Data provided:
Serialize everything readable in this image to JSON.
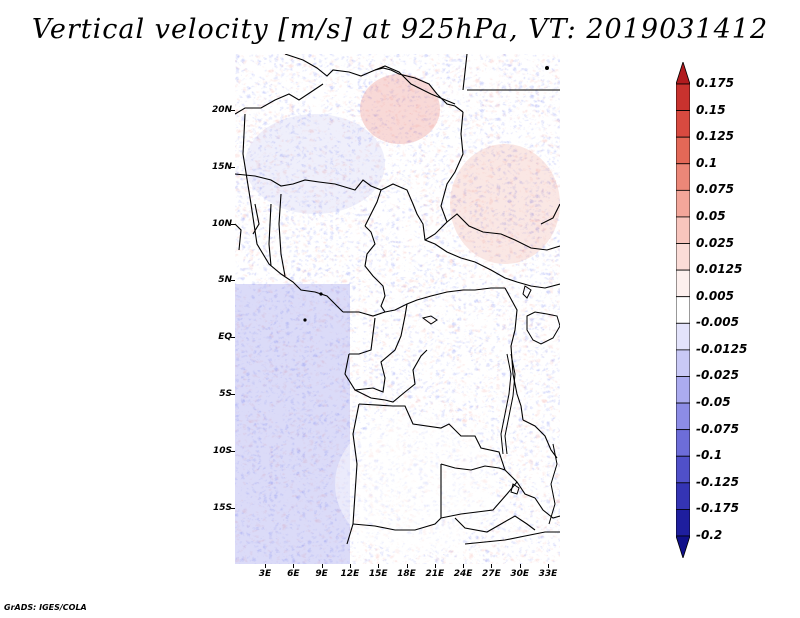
{
  "title": "Vertical velocity [m/s] at 925hPa, VT: 2019031412",
  "y_tick_labels": [
    "20N",
    "15N",
    "10N",
    "5N",
    "EQ",
    "5S",
    "10S",
    "15S"
  ],
  "x_tick_labels": [
    "3E",
    "6E",
    "9E",
    "12E",
    "15E",
    "18E",
    "21E",
    "24E",
    "27E",
    "30E",
    "33E"
  ],
  "colorbar": {
    "labels": [
      "0.175",
      "0.15",
      "0.125",
      "0.1",
      "0.075",
      "0.05",
      "0.025",
      "0.0125",
      "0.005",
      "-0.005",
      "-0.0125",
      "-0.025",
      "-0.05",
      "-0.075",
      "-0.1",
      "-0.125",
      "-0.175",
      "-0.2"
    ],
    "colors": [
      "#b11b1e",
      "#c8322e",
      "#d84a40",
      "#e36857",
      "#ec8778",
      "#f3a69a",
      "#f8c5bd",
      "#fbdcd7",
      "#fdf0ee",
      "#ffffff",
      "#e3e3fb",
      "#c9c9f6",
      "#ababef",
      "#8c8ce6",
      "#6d6dd9",
      "#5050c9",
      "#3434b4",
      "#1e1e9e",
      "#10108a"
    ]
  },
  "footer": "GrADS: IGES/COLA"
}
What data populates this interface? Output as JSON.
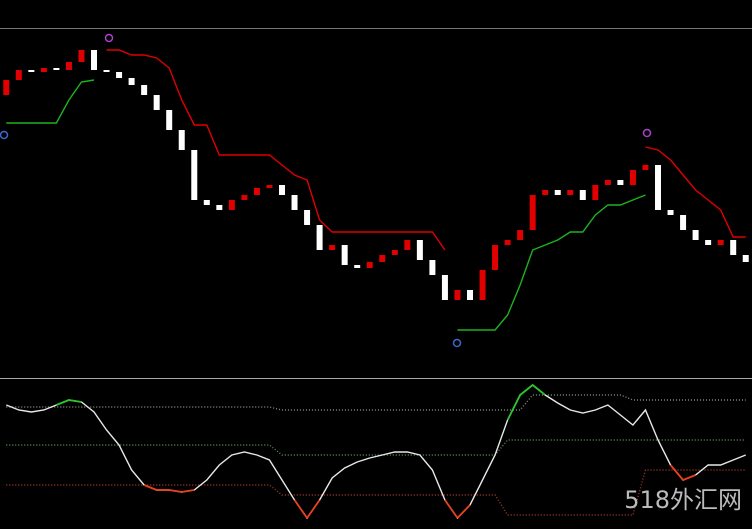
{
  "watermark": "518外汇网",
  "chart_data": [
    {
      "type": "candlestick",
      "open": [
        283,
        298,
        308,
        306,
        310,
        308,
        316,
        328,
        308,
        306,
        300,
        293,
        283,
        268,
        248,
        228,
        178,
        173,
        168,
        178,
        183,
        190,
        193,
        183,
        168,
        153,
        128,
        133,
        113,
        110,
        116,
        123,
        128,
        138,
        118,
        103,
        78,
        88,
        78,
        108,
        133,
        138,
        148,
        183,
        188,
        183,
        188,
        178,
        193,
        198,
        193,
        208,
        213,
        168,
        163,
        148,
        138,
        133,
        138,
        123
      ],
      "close": [
        298,
        308,
        306,
        310,
        308,
        316,
        328,
        308,
        306,
        300,
        293,
        283,
        268,
        248,
        228,
        178,
        173,
        168,
        178,
        183,
        190,
        193,
        183,
        168,
        153,
        128,
        133,
        113,
        110,
        116,
        123,
        128,
        138,
        118,
        103,
        78,
        88,
        78,
        108,
        133,
        138,
        148,
        183,
        188,
        183,
        188,
        178,
        193,
        198,
        193,
        208,
        213,
        168,
        163,
        148,
        138,
        133,
        138,
        123,
        116
      ],
      "up_color": "#e00000",
      "down_color": "#ffffff",
      "ylim": [
        0,
        350
      ],
      "series": [
        {
          "color": "#e00000",
          "values": [
            null,
            null,
            null,
            null,
            null,
            null,
            null,
            null,
            328,
            328,
            323,
            323,
            320,
            310,
            278,
            253,
            253,
            223,
            223,
            223,
            223,
            223,
            213,
            203,
            198,
            158,
            146,
            146,
            146,
            146,
            146,
            146,
            146,
            146,
            146,
            128,
            null,
            null,
            null,
            null,
            null,
            null,
            null,
            null,
            null,
            null,
            null,
            null,
            null,
            null,
            null,
            231,
            228,
            218,
            203,
            188,
            178,
            168,
            141,
            141
          ]
        },
        {
          "color": "#1db31d",
          "values": [
            255,
            255,
            255,
            255,
            255,
            278,
            296,
            298,
            null,
            null,
            null,
            null,
            null,
            null,
            null,
            null,
            null,
            null,
            null,
            null,
            null,
            null,
            null,
            null,
            null,
            null,
            null,
            null,
            null,
            null,
            null,
            null,
            null,
            null,
            null,
            null,
            48,
            48,
            48,
            48,
            63,
            93,
            128,
            133,
            138,
            146,
            146,
            163,
            173,
            173,
            178,
            183,
            null,
            null,
            null,
            null,
            null,
            null,
            null,
            null
          ]
        }
      ]
    },
    {
      "type": "line",
      "ylim": [
        0,
        149
      ],
      "high_color": "#29c729",
      "low_color": "#e8401c",
      "series": [
        {
          "color": "#e8e8e8",
          "values": [
            124,
            119,
            117,
            119,
            124,
            129,
            127,
            117,
            99,
            84,
            59,
            44,
            39,
            39,
            37,
            39,
            49,
            64,
            74,
            77,
            74,
            69,
            49,
            29,
            11,
            29,
            51,
            61,
            67,
            71,
            74,
            77,
            77,
            74,
            59,
            29,
            11,
            24,
            49,
            74,
            109,
            134,
            144,
            134,
            126,
            119,
            116,
            119,
            124,
            114,
            104,
            119,
            89,
            64,
            49,
            54,
            64,
            64,
            69,
            74
          ]
        },
        {
          "color": "#7a8a7a",
          "dotted": true,
          "values": [
            122,
            122,
            122,
            122,
            122,
            122,
            122,
            122,
            122,
            122,
            122,
            122,
            122,
            122,
            122,
            122,
            122,
            122,
            122,
            122,
            122,
            122,
            119,
            119,
            119,
            119,
            119,
            119,
            119,
            119,
            119,
            119,
            119,
            119,
            119,
            119,
            119,
            119,
            119,
            119,
            119,
            119,
            134,
            134,
            134,
            134,
            134,
            134,
            134,
            134,
            129,
            129,
            129,
            129,
            129,
            129,
            129,
            129,
            129,
            129
          ]
        },
        {
          "color": "#5f8a5f",
          "dotted": true,
          "values": [
            84,
            84,
            84,
            84,
            84,
            84,
            84,
            84,
            84,
            84,
            84,
            84,
            84,
            84,
            84,
            84,
            84,
            84,
            84,
            84,
            84,
            84,
            74,
            74,
            74,
            74,
            74,
            74,
            74,
            74,
            74,
            74,
            74,
            74,
            74,
            74,
            74,
            74,
            74,
            74,
            89,
            89,
            89,
            89,
            89,
            89,
            89,
            89,
            89,
            89,
            89,
            89,
            89,
            89,
            89,
            89,
            89,
            89,
            89,
            89
          ]
        },
        {
          "color": "#a03a2a",
          "dotted": true,
          "values": [
            44,
            44,
            44,
            44,
            44,
            44,
            44,
            44,
            44,
            44,
            44,
            44,
            44,
            44,
            44,
            44,
            44,
            44,
            44,
            44,
            44,
            44,
            34,
            34,
            34,
            34,
            34,
            34,
            34,
            34,
            34,
            34,
            34,
            34,
            34,
            34,
            34,
            34,
            34,
            34,
            14,
            14,
            14,
            14,
            14,
            14,
            14,
            14,
            14,
            14,
            14,
            59,
            59,
            59,
            59,
            59,
            59,
            59,
            59,
            59
          ]
        }
      ]
    }
  ]
}
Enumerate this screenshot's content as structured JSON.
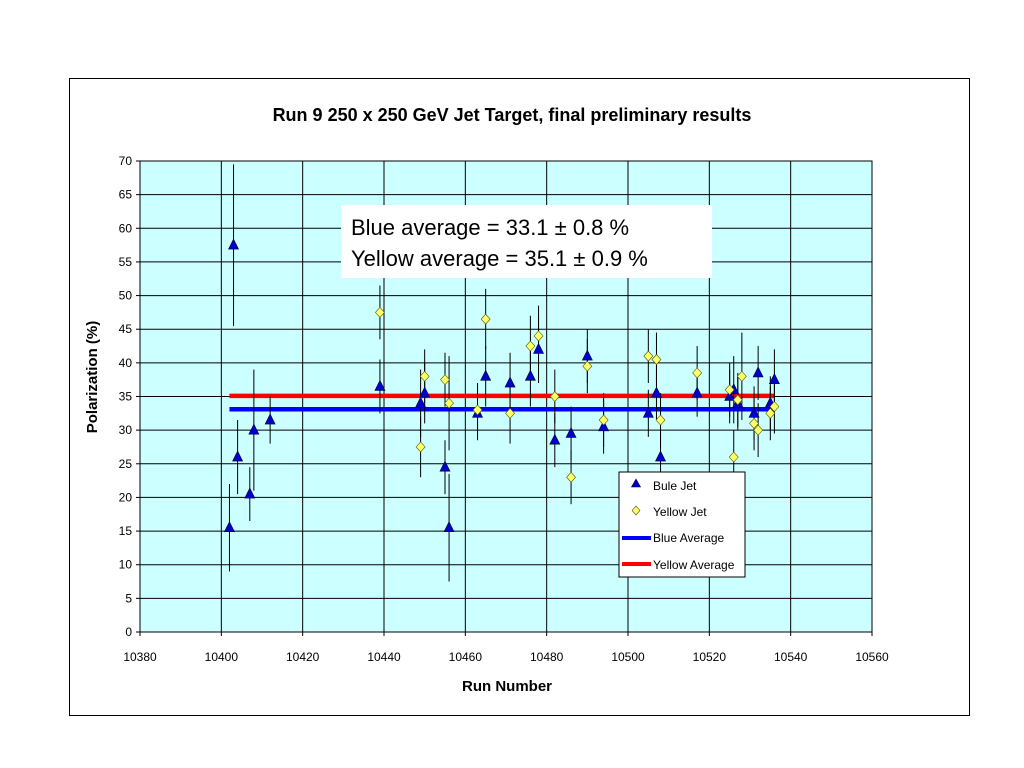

Task brief: Say how many lines of the listing above contain "JSON", with no other words.

Written solution: 3